Digitas Standardized Application Deployment by Using Plural.

How Digitas Standardized Application Deployment by Using Plural

Ean Garcia-Rollings is the SVP of Technology at Digitas. His team chose Plural to help with the deployment of open-source applications on K8's.

Sam Weaver
Sam Weaver

I recently sat down with Ean Garcia-Rollings, an SVP of Technology at Digitas, the connected marketing agency that delivers better connections through Media-Fueled Creativity and data, insights, strategy, and innovative cross-channel executions. The 5,000-person company works with clients like Sephora, Crocs, and Delta Air Lines.

Ean has been with Digitas for over 22 years and oversees data engineering across a handful of marketing agency clients.

“I have been with Digitas for a while now and worn different hats. One of them being DevOps and [now] data engineering has definitely been a growing need for our company over the last two decades,” he said.

Nowadays, data is precious for marketing teams, who depend on it to optimize campaigns and ensure they are not overspending to acquire customers.

= = = = = = =

_Stated goal A_: According to the Digitas case study, how long has Ean Garcia-Rollings been with the company?
_Stated goal B_: Carry on the Digitas case study from its final sentence.

_Provided data_:
= = = = = = =

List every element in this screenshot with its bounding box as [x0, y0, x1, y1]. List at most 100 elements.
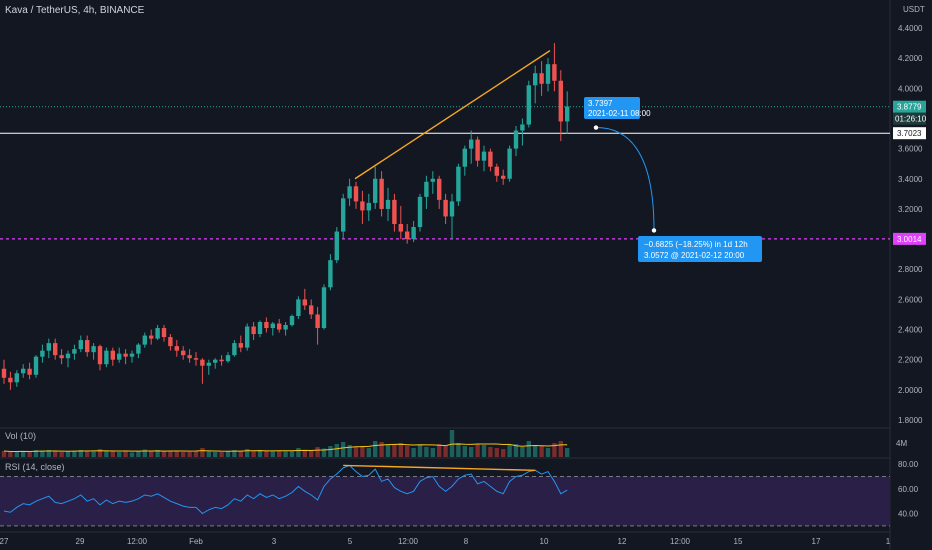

= = = = = = =

_Response A_: Over 22 years.

_Response B_:
For Ean, standardizing a way to deploy all the applications a client might need to ingest, store and analyze that data was high up on his list of priorities.

Digitas chose Plural for standardizing app deployment on K8s

Ean said the process varies on a client-by-client basis, but identified these as the three most common options clients choose.

  1. Clients have their own data stacks and run them in their own environments.
  2. Digitas and the client utilize a shared environment where the client owns the stack, and Digitas runs the data stack on behalf of the client.
  3. Digitas sets up brand new data stacks for their clients on separate Kubernetes clusters and runs separate processes that are later all passed back to the client.

The third option listed above is the most popular one that most clients choose. However, it’s a manual process for the DevOps team at Digitas.

When onboarding a new client, they have to:

  • Spin up a brand new K8s environment for the particular client
  • Configure everything to ensure it is running smoothly (usually involves writing custom Terraform scripts)
  • Ensure all applications are good to go for production

Rather than continuing to do this manual process themselves, Ean’s team chose Plural to help them deploy open-source applications on Kubernetes.

“It was a lot easier to have a standardized process using Plural that already standardized these things to bootstrap the cluster and build upon that,” said Ean. “Plural allowed us to not have to reinvent the wheel.”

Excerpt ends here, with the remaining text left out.